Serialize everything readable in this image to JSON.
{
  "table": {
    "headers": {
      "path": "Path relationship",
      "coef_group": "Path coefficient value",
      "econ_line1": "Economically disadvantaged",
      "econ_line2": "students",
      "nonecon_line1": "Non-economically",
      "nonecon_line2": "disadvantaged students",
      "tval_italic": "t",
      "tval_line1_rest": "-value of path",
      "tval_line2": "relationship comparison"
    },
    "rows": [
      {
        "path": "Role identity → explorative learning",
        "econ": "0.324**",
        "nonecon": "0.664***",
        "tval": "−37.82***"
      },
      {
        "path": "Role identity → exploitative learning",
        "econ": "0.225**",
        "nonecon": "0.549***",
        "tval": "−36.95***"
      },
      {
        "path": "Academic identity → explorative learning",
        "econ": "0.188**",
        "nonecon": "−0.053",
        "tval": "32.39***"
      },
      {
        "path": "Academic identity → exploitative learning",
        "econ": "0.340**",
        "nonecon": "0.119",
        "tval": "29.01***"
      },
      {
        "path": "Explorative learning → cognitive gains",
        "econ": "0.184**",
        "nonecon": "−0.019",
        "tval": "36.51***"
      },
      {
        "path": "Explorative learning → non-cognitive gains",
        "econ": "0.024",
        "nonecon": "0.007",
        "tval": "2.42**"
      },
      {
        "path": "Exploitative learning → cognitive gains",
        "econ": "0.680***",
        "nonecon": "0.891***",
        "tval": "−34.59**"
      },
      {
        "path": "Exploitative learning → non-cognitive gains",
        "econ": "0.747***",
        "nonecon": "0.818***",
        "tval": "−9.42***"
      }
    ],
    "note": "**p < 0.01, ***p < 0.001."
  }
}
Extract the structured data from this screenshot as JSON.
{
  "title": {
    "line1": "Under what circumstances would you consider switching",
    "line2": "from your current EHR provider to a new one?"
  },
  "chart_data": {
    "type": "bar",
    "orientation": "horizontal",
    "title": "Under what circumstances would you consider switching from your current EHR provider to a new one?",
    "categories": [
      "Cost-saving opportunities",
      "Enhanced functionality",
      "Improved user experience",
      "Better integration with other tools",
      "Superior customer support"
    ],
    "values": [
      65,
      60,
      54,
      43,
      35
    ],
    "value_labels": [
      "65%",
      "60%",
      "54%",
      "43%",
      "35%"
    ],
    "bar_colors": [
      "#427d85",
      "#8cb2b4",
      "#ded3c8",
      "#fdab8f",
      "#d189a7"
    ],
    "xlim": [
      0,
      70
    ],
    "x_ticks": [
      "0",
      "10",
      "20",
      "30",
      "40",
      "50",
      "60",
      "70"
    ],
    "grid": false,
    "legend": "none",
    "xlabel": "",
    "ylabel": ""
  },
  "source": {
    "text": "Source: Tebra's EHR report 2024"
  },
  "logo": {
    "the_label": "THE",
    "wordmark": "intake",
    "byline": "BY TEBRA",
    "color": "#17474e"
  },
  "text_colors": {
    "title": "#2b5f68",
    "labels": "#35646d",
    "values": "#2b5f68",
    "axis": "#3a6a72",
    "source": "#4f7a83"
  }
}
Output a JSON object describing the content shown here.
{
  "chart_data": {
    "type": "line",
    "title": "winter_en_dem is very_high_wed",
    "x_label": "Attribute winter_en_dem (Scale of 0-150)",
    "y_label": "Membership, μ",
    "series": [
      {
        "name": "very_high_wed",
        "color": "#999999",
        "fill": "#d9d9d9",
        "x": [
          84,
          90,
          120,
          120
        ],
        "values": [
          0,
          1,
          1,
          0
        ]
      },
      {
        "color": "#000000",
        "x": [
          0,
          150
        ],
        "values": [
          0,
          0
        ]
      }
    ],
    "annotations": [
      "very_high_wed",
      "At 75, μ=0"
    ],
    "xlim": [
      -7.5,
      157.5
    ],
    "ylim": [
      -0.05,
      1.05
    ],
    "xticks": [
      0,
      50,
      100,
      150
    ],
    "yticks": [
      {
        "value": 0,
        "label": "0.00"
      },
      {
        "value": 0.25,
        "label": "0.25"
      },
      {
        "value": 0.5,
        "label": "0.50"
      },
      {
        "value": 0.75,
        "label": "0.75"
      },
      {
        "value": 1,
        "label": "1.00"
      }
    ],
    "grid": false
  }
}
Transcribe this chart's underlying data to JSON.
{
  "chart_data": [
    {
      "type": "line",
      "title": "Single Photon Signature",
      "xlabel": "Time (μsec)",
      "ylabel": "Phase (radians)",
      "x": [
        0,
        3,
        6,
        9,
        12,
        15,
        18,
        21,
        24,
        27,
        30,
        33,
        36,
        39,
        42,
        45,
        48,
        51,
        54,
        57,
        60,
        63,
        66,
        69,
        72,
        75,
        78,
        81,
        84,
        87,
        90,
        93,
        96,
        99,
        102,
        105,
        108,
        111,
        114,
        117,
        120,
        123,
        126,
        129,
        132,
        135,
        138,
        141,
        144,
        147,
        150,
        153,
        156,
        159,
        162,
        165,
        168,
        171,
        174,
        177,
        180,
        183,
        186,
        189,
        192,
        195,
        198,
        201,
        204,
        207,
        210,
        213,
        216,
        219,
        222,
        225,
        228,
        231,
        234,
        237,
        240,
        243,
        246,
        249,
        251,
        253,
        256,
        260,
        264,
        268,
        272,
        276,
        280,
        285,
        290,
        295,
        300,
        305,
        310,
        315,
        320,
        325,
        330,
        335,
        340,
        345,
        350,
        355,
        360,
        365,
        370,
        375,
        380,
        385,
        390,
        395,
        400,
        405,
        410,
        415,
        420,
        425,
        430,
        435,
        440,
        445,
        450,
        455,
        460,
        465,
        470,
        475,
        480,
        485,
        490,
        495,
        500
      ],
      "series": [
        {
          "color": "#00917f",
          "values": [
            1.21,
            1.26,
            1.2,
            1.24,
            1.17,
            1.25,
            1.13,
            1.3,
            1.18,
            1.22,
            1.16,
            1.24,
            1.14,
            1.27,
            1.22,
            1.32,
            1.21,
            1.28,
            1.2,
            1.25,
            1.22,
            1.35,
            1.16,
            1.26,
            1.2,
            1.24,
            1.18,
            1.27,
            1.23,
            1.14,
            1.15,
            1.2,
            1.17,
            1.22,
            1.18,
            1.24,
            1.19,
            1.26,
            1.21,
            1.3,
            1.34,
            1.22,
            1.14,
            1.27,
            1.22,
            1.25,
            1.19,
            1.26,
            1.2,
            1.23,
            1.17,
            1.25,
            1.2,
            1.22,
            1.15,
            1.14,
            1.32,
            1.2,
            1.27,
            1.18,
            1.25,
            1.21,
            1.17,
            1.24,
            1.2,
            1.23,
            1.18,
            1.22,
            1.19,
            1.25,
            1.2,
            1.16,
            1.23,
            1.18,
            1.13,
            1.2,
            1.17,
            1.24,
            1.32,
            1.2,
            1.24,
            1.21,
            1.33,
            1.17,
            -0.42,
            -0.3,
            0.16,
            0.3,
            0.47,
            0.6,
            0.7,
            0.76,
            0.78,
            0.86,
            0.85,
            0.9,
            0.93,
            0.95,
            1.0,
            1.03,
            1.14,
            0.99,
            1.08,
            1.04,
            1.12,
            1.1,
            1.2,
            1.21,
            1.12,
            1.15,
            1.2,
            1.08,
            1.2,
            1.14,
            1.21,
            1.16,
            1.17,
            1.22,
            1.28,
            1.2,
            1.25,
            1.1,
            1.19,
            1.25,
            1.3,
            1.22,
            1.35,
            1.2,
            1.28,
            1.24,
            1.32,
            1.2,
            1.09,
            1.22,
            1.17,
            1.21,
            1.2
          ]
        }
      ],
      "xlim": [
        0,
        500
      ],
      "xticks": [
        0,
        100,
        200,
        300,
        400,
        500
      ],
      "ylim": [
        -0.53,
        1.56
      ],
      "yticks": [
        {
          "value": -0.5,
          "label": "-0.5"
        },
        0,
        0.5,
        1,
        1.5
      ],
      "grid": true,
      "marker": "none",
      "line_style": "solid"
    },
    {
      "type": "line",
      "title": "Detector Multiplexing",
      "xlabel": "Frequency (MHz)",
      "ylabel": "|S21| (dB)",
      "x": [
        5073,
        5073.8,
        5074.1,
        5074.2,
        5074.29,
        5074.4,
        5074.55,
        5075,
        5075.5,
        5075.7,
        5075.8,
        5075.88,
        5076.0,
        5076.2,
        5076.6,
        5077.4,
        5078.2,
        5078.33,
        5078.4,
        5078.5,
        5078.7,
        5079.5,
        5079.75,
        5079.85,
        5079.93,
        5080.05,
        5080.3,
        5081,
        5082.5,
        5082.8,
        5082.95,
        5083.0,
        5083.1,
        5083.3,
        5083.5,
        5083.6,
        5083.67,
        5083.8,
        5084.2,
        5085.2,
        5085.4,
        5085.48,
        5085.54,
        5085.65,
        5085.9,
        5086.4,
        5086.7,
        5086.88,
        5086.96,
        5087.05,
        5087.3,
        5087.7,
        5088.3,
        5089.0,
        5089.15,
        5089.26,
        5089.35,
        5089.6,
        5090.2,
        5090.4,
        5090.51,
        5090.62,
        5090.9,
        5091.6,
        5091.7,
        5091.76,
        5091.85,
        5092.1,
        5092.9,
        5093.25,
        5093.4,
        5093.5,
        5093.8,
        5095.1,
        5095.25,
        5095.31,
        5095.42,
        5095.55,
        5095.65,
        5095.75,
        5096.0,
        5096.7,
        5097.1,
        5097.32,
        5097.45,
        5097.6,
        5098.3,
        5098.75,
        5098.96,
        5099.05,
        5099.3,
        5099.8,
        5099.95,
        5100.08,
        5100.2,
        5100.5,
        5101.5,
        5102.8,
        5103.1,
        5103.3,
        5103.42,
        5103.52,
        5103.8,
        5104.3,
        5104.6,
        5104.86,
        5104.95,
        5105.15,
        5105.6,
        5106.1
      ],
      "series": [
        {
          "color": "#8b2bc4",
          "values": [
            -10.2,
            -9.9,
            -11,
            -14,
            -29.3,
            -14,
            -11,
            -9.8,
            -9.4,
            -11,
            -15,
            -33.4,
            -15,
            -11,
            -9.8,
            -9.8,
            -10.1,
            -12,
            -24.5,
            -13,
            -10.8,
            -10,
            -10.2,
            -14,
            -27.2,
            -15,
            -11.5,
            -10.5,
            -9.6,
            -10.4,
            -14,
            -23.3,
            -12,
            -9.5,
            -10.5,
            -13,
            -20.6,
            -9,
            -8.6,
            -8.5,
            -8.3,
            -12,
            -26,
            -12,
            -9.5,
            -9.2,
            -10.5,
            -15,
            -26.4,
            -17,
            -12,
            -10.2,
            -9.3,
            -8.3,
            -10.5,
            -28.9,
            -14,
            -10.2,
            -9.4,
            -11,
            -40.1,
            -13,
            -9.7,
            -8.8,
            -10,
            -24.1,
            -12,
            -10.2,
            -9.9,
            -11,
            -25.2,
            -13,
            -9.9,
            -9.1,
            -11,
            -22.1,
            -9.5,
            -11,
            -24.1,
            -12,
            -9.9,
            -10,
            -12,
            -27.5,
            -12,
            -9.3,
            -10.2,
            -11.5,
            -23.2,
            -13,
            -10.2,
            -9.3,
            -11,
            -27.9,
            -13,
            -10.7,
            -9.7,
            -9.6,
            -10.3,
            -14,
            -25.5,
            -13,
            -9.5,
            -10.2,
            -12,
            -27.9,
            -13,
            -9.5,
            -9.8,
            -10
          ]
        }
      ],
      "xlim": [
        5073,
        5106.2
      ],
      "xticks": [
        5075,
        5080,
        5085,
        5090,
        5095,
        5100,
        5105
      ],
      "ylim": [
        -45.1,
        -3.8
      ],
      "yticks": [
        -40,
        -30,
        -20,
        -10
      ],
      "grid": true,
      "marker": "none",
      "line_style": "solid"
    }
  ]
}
++++
GIVEN INSTRUCTION
Write out every line of the preceding listing that contains "cognitive".

SOLUTION FOR THIS EXERCISE
        "path": "Explorative learning → cognitive gains",
        "path": "Explorative learning → non-cognitive gains",
        "path": "Exploitative learning → cognitive gains",
        "path": "Exploitative learning → non-cognitive gains",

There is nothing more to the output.